Check each line of the material below, and copy it if it holds the string "مسند".

## Record set
==============================
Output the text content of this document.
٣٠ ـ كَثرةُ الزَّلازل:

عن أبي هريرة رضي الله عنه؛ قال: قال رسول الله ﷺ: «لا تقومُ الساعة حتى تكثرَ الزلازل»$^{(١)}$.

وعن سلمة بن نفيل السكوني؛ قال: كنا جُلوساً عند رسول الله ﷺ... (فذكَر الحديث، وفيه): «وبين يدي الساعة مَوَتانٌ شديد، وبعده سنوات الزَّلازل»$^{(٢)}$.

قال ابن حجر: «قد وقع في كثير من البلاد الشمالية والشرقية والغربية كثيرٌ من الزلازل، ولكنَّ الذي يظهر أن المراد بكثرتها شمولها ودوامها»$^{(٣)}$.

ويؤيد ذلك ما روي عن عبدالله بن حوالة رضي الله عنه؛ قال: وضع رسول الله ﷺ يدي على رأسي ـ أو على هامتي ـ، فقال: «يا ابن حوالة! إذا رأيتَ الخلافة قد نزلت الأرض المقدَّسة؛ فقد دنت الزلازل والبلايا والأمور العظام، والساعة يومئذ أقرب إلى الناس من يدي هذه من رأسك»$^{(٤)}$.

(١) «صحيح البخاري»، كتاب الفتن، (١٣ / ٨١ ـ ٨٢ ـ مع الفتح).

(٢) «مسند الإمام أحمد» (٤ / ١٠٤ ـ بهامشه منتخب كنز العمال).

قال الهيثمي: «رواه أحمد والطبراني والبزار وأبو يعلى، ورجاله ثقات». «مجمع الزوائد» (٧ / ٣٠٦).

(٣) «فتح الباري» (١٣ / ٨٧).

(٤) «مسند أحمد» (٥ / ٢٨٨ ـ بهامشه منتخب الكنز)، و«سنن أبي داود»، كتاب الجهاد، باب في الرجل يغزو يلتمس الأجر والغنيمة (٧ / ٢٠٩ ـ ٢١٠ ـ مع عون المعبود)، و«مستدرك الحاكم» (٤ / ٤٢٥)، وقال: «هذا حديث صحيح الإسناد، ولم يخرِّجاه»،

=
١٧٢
==============================
## Result for this task
(٢) «مسند الإمام أحمد» (٤ / ١٠٤ ـ بهامشه منتخب كنز العمال).
(٤) «مسند أحمد» (٥ / ٢٨٨ ـ بهامشه منتخب الكنز)، و«سنن أبي داود»، كتاب الجهاد، باب في الرجل يغزو يلتمس الأجر والغنيمة (٧ / ٢٠٩ ـ ٢١٠ ـ مع عون المعبود)، و«مستدرك الحاكم» (٤ / ٤٢٥)، وقال: «هذا حديث صحيح الإسناد، ولم يخرِّجاه»،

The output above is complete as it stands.